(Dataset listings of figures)
—————

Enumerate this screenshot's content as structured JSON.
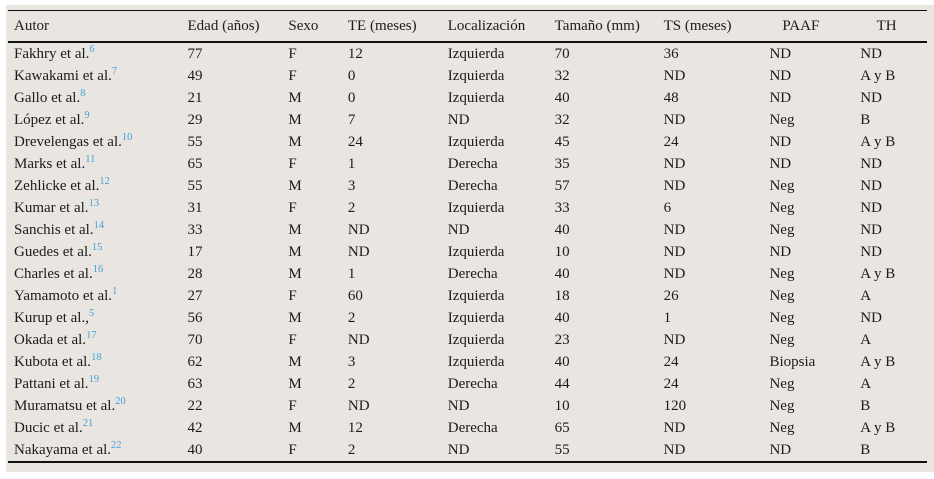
{
  "colors": {
    "table_background": "#e9e6e1",
    "rule_color": "#111111",
    "text_color": "#1c1c1c",
    "reference_blue": "#45a1d8"
  },
  "table": {
    "columns": [
      {
        "key": "autor",
        "label": "Autor"
      },
      {
        "key": "edad",
        "label": "Edad (años)"
      },
      {
        "key": "sexo",
        "label": "Sexo"
      },
      {
        "key": "te",
        "label": "TE (meses)"
      },
      {
        "key": "localizacion",
        "label": "Localización"
      },
      {
        "key": "tamano",
        "label": "Tamaño (mm)"
      },
      {
        "key": "ts",
        "label": "TS (meses)"
      },
      {
        "key": "paaf",
        "label": "PAAF"
      },
      {
        "key": "th",
        "label": "TH"
      }
    ],
    "rows": [
      {
        "author": "Fakhry et al.",
        "ref": "6",
        "cells": [
          "77",
          "F",
          "12",
          "Izquierda",
          "70",
          "36",
          "ND",
          "ND"
        ]
      },
      {
        "author": "Kawakami et al.",
        "ref": "7",
        "cells": [
          "49",
          "F",
          "0",
          "Izquierda",
          "32",
          "ND",
          "ND",
          "A y B"
        ]
      },
      {
        "author": "Gallo et al.",
        "ref": "8",
        "cells": [
          "21",
          "M",
          "0",
          "Izquierda",
          "40",
          "48",
          "ND",
          "ND"
        ]
      },
      {
        "author": "López et al.",
        "ref": "9",
        "cells": [
          "29",
          "M",
          "7",
          "ND",
          "32",
          "ND",
          "Neg",
          "B"
        ]
      },
      {
        "author": "Drevelengas et al.",
        "ref": "10",
        "cells": [
          "55",
          "M",
          "24",
          "Izquierda",
          "45",
          "24",
          "ND",
          "A y B"
        ]
      },
      {
        "author": "Marks et al.",
        "ref": "11",
        "cells": [
          "65",
          "F",
          "1",
          "Derecha",
          "35",
          "ND",
          "ND",
          "ND"
        ]
      },
      {
        "author": "Zehlicke et al.",
        "ref": "12",
        "cells": [
          "55",
          "M",
          "3",
          "Derecha",
          "57",
          "ND",
          "Neg",
          "ND"
        ]
      },
      {
        "author": "Kumar et al.",
        "ref": "13",
        "cells": [
          "31",
          "F",
          "2",
          "Izquierda",
          "33",
          "6",
          "Neg",
          "ND"
        ]
      },
      {
        "author": "Sanchis et al.",
        "ref": "14",
        "cells": [
          "33",
          "M",
          "ND",
          "ND",
          "40",
          "ND",
          "Neg",
          "ND"
        ]
      },
      {
        "author": "Guedes et al.",
        "ref": "15",
        "cells": [
          "17",
          "M",
          "ND",
          "Izquierda",
          "10",
          "ND",
          "ND",
          "ND"
        ]
      },
      {
        "author": "Charles et al.",
        "ref": "16",
        "cells": [
          "28",
          "M",
          "1",
          "Derecha",
          "40",
          "ND",
          "Neg",
          "A y B"
        ]
      },
      {
        "author": "Yamamoto et al.",
        "ref": "1",
        "cells": [
          "27",
          "F",
          "60",
          "Izquierda",
          "18",
          "26",
          "Neg",
          "A"
        ]
      },
      {
        "author": "Kurup et al.,",
        "ref": "5",
        "cells": [
          "56",
          "M",
          "2",
          "Izquierda",
          "40",
          "1",
          "Neg",
          "ND"
        ]
      },
      {
        "author": "Okada et al.",
        "ref": "17",
        "cells": [
          "70",
          "F",
          "ND",
          "Izquierda",
          "23",
          "ND",
          "Neg",
          "A"
        ]
      },
      {
        "author": "Kubota et al.",
        "ref": "18",
        "cells": [
          "62",
          "M",
          "3",
          "Izquierda",
          "40",
          "24",
          "Biopsia",
          "A y B"
        ]
      },
      {
        "author": "Pattani et al.",
        "ref": "19",
        "cells": [
          "63",
          "M",
          "2",
          "Derecha",
          "44",
          "24",
          "Neg",
          "A"
        ]
      },
      {
        "author": "Muramatsu et al.",
        "ref": "20",
        "cells": [
          "22",
          "F",
          "ND",
          "ND",
          "10",
          "120",
          "Neg",
          "B"
        ]
      },
      {
        "author": "Ducic et al.",
        "ref": "21",
        "cells": [
          "42",
          "M",
          "12",
          "Derecha",
          "65",
          "ND",
          "Neg",
          "A y B"
        ]
      },
      {
        "author": "Nakayama et al.",
        "ref": "22",
        "cells": [
          "40",
          "F",
          "2",
          "ND",
          "55",
          "ND",
          "ND",
          "B"
        ]
      }
    ]
  }
}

—————

Check each line in the listing above for the string "label", then report how many lines contain it, with no other text.

9